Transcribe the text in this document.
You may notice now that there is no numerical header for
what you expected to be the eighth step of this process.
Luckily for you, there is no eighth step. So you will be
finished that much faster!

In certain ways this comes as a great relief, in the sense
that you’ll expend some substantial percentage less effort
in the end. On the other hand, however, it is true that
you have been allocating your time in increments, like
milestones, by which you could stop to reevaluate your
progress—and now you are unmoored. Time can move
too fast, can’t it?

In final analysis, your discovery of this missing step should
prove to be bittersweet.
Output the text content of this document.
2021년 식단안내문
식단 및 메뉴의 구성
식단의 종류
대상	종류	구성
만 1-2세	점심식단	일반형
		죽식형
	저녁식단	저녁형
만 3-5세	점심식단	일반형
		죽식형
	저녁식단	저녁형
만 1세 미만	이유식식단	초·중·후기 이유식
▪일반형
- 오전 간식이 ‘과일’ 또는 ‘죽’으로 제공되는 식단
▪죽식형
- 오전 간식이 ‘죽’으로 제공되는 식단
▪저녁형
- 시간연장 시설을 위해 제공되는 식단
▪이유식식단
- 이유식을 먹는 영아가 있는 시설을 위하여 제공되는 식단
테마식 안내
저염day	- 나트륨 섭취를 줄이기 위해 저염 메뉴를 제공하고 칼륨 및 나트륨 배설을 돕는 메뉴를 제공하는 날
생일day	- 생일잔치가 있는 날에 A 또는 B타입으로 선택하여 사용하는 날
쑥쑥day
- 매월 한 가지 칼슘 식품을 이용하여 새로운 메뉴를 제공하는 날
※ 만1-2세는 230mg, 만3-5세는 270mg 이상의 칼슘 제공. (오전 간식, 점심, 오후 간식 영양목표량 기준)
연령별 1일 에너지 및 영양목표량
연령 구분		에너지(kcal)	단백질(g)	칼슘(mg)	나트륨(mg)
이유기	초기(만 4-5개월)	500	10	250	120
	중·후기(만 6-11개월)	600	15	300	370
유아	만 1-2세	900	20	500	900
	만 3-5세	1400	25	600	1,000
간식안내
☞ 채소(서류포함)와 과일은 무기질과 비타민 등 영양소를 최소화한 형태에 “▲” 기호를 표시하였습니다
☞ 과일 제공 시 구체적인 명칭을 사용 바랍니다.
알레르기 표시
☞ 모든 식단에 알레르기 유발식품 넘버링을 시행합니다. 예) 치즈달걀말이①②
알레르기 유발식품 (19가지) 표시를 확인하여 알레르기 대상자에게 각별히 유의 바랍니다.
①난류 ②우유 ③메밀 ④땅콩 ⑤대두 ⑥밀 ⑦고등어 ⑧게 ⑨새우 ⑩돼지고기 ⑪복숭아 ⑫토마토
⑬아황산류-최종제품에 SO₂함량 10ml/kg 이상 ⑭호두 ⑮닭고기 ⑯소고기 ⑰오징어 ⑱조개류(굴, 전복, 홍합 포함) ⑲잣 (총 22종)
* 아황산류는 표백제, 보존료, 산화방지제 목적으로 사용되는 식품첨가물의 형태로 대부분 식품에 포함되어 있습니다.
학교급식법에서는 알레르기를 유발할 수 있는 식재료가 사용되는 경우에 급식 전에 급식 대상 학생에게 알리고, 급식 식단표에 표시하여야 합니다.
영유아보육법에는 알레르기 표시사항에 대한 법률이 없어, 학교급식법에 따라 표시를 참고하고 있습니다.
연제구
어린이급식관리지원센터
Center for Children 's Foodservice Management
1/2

━━━━

• Your objective
Write out the data again, exactly and in full.

• Final result
Transcribe the text in this document.
You may notice now that there is no numerical header for
what you expected to be the eighth step of this process.
Luckily for you, there is no eighth step. So you will be
finished that much faster!

In certain ways this comes as a great relief, in the sense
that you’ll expend some substantial percentage less effort
in the end. On the other hand, however, it is true that
you have been allocating your time in increments, like
milestones, by which you could stop to reevaluate your
progress—and now you are unmoored. Time can move
too fast, can’t it?

In final analysis, your discovery of this missing step should
prove to be bittersweet.
Output the text content of this document.
2021년 식단안내문
식단 및 메뉴의 구성
식단의 종류
대상	종류	구성
만 1-2세	점심식단	일반형
		죽식형
	저녁식단	저녁형
만 3-5세	점심식단	일반형
		죽식형
	저녁식단	저녁형
만 1세 미만	이유식식단	초·중·후기 이유식
▪일반형
- 오전 간식이 ‘과일’ 또는 ‘죽’으로 제공되는 식단
▪죽식형
- 오전 간식이 ‘죽’으로 제공되는 식단
▪저녁형
- 시간연장 시설을 위해 제공되는 식단
▪이유식식단
- 이유식을 먹는 영아가 있는 시설을 위하여 제공되는 식단
테마식 안내
저염day	- 나트륨 섭취를 줄이기 위해 저염 메뉴를 제공하고 칼륨 및 나트륨 배설을 돕는 메뉴를 제공하는 날
생일day	- 생일잔치가 있는 날에 A 또는 B타입으로 선택하여 사용하는 날
쑥쑥day
- 매월 한 가지 칼슘 식품을 이용하여 새로운 메뉴를 제공하는 날
※ 만1-2세는 230mg, 만3-5세는 270mg 이상의 칼슘 제공. (오전 간식, 점심, 오후 간식 영양목표량 기준)
연령별 1일 에너지 및 영양목표량
연령 구분		에너지(kcal)	단백질(g)	칼슘(mg)	나트륨(mg)
이유기	초기(만 4-5개월)	500	10	250	120
	중·후기(만 6-11개월)	600	15	300	370
유아	만 1-2세	900	20	500	900
	만 3-5세	1400	25	600	1,000
간식안내
☞ 채소(서류포함)와 과일은 무기질과 비타민 등 영양소를 최소화한 형태에 “▲” 기호를 표시하였습니다
☞ 과일 제공 시 구체적인 명칭을 사용 바랍니다.
알레르기 표시
☞ 모든 식단에 알레르기 유발식품 넘버링을 시행합니다. 예) 치즈달걀말이①②
알레르기 유발식품 (19가지) 표시를 확인하여 알레르기 대상자에게 각별히 유의 바랍니다.
①난류 ②우유 ③메밀 ④땅콩 ⑤대두 ⑥밀 ⑦고등어 ⑧게 ⑨새우 ⑩돼지고기 ⑪복숭아 ⑫토마토
⑬아황산류-최종제품에 SO₂함량 10ml/kg 이상 ⑭호두 ⑮닭고기 ⑯소고기 ⑰오징어 ⑱조개류(굴, 전복, 홍합 포함) ⑲잣 (총 22종)
* 아황산류는 표백제, 보존료, 산화방지제 목적으로 사용되는 식품첨가물의 형태로 대부분 식품에 포함되어 있습니다.
학교급식법에서는 알레르기를 유발할 수 있는 식재료가 사용되는 경우에 급식 전에 급식 대상 학생에게 알리고, 급식 식단표에 표시하여야 합니다.
영유아보육법에는 알레르기 표시사항에 대한 법률이 없어, 학교급식법에 따라 표시를 참고하고 있습니다.
연제구
어린이급식관리지원센터
Center for Children 's Foodservice Management
1/2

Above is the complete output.